----- DATASET EXCERPTS -----

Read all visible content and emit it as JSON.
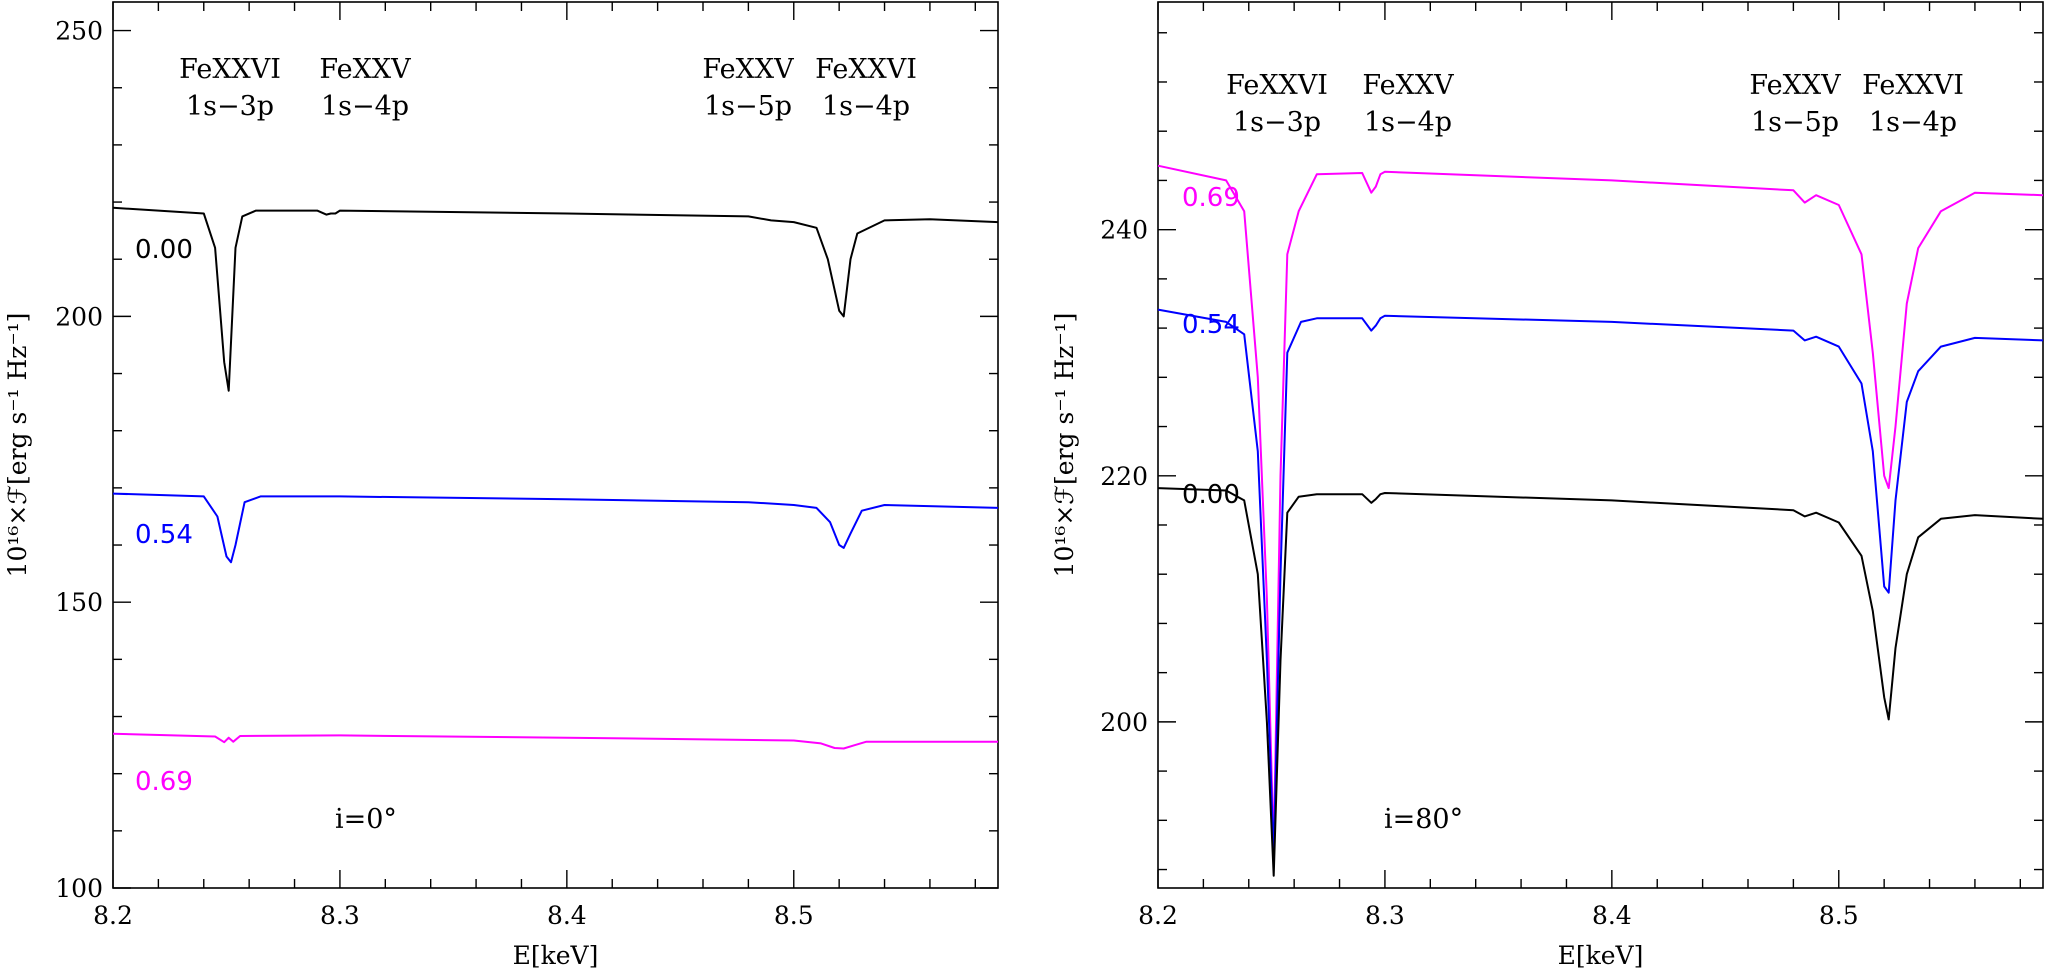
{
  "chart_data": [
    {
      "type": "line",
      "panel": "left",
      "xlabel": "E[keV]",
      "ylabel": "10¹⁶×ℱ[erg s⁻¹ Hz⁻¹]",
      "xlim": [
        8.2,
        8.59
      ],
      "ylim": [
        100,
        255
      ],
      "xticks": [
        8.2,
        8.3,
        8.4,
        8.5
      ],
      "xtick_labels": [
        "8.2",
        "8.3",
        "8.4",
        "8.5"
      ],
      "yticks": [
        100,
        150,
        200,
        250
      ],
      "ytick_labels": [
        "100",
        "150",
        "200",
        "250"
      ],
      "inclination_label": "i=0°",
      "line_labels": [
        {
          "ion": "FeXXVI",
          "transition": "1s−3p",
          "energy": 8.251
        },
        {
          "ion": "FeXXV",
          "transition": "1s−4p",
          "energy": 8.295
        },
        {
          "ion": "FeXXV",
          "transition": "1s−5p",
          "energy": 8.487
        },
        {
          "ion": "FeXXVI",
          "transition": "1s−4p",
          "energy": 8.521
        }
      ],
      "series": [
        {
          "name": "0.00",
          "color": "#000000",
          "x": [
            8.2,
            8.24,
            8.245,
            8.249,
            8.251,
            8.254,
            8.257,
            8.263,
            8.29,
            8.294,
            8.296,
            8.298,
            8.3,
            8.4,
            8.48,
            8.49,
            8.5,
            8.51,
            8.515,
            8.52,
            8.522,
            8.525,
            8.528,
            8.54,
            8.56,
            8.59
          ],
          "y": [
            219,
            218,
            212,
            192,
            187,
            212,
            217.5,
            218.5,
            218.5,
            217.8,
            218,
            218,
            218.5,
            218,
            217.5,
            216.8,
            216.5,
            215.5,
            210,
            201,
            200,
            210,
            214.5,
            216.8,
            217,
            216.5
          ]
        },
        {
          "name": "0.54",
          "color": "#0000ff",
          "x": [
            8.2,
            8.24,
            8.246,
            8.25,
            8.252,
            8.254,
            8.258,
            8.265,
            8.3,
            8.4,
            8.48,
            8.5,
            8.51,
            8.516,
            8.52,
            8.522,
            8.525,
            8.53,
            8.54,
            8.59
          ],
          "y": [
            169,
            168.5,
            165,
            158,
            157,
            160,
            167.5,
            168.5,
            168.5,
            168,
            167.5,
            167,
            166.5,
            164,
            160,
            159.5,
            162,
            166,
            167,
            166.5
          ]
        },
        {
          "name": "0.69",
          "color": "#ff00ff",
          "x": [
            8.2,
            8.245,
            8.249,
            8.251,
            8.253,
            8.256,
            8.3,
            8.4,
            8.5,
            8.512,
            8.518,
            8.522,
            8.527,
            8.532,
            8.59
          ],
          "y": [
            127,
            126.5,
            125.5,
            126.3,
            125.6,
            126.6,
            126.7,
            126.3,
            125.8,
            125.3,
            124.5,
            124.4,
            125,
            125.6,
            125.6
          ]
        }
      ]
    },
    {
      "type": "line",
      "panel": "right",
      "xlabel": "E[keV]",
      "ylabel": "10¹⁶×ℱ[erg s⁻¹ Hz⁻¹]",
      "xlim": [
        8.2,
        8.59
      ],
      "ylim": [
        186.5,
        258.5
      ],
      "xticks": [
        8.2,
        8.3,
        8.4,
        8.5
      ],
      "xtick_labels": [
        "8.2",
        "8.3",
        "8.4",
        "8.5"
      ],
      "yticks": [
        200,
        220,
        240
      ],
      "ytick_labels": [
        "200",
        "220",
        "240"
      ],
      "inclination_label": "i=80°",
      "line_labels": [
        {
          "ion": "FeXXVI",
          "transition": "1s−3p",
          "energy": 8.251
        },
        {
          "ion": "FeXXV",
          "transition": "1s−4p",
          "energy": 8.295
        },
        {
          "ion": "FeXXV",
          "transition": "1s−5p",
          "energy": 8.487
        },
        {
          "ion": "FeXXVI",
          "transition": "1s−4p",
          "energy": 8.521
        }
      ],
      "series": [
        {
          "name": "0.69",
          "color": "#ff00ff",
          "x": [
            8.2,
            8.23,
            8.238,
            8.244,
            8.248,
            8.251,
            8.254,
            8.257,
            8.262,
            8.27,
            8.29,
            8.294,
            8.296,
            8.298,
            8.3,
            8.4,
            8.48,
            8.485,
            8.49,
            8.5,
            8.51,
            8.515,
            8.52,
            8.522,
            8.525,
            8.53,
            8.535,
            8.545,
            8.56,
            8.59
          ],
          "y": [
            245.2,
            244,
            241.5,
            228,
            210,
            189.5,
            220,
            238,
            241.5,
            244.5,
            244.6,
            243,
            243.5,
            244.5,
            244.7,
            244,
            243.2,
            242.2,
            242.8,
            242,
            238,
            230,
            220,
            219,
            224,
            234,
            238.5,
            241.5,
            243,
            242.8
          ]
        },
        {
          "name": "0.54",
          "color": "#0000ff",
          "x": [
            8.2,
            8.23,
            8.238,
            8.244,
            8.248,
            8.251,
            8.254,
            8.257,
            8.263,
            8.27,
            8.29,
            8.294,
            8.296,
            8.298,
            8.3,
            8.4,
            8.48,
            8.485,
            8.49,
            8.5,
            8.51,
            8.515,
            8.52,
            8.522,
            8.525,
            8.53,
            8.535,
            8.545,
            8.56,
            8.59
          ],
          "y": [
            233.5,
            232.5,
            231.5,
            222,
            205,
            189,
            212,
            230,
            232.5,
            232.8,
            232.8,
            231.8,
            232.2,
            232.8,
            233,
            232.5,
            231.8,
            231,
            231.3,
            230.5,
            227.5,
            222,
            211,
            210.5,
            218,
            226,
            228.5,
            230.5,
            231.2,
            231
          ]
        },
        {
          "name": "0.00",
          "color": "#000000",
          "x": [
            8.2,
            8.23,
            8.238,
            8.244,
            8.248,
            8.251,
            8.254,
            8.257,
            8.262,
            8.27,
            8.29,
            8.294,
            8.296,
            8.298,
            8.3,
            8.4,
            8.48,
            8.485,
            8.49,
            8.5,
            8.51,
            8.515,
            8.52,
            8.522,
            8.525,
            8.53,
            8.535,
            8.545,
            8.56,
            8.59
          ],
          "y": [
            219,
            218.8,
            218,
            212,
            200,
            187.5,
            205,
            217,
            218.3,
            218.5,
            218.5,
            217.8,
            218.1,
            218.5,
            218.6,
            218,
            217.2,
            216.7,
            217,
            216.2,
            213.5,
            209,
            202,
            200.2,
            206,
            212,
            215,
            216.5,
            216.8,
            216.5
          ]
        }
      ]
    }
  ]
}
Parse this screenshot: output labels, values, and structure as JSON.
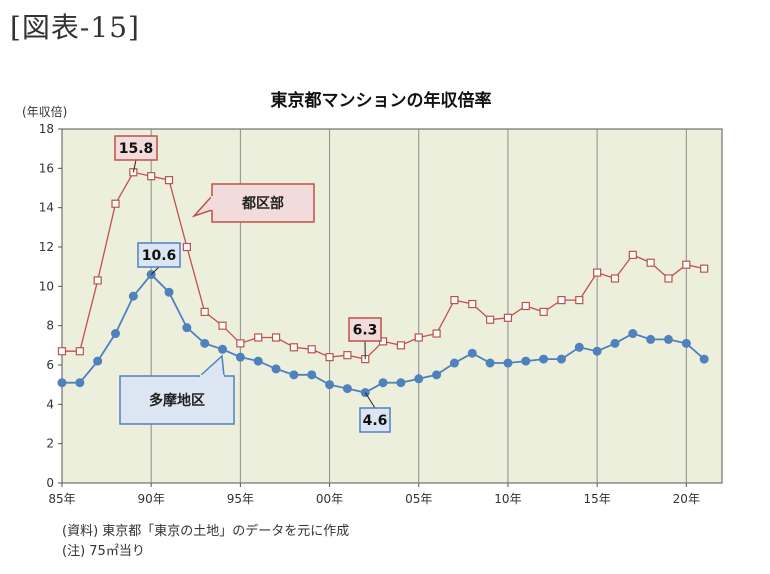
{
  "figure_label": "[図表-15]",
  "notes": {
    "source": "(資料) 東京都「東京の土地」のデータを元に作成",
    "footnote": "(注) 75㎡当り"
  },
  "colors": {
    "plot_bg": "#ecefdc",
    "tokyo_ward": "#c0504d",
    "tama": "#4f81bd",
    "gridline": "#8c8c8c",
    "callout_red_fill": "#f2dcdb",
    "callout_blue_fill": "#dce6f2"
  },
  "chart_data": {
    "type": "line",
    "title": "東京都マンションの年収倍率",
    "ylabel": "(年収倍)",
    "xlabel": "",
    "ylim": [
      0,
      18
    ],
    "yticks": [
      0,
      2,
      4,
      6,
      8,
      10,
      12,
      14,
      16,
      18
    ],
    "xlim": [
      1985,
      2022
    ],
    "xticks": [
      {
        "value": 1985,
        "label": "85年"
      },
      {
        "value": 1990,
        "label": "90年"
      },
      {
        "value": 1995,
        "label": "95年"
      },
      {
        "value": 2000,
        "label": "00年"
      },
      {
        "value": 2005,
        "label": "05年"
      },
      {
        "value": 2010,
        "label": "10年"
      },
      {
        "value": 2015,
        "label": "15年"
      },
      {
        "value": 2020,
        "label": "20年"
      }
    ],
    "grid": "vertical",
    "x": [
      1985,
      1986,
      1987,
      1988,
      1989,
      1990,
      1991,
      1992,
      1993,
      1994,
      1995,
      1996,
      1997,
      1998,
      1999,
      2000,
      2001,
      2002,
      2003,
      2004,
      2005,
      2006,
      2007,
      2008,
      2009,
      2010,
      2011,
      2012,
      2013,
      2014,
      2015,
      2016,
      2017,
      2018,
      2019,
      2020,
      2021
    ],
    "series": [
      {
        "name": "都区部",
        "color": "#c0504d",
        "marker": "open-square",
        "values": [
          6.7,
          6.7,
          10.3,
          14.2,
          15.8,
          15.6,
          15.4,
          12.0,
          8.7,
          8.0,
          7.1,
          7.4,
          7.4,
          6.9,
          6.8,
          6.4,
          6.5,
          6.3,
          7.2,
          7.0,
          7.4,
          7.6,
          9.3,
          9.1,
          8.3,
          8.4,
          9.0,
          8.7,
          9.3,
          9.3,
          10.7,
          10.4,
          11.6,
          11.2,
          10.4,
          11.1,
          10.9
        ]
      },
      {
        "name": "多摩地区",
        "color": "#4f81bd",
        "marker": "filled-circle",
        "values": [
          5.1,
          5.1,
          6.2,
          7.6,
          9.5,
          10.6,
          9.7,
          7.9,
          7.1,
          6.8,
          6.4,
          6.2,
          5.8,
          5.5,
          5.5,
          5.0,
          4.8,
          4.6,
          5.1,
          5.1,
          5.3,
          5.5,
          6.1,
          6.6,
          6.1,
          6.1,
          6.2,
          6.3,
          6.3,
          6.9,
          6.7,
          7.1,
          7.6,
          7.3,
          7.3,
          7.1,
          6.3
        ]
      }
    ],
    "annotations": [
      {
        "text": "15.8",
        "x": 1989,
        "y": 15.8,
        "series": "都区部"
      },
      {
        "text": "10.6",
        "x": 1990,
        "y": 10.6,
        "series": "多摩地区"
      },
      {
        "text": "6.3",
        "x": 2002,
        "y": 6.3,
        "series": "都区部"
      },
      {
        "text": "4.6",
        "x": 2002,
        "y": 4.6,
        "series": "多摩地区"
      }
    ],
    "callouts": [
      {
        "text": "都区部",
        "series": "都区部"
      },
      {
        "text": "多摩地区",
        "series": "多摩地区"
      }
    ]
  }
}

-----

- **WHAT IS BEING ASKED**
Copy whichever lines in the listing above contain the word "JSON".

- **TASK ANSWER**
Read all visible content and emit it as JSON.
Parse this screenshot: output labels, values, and structure as JSON.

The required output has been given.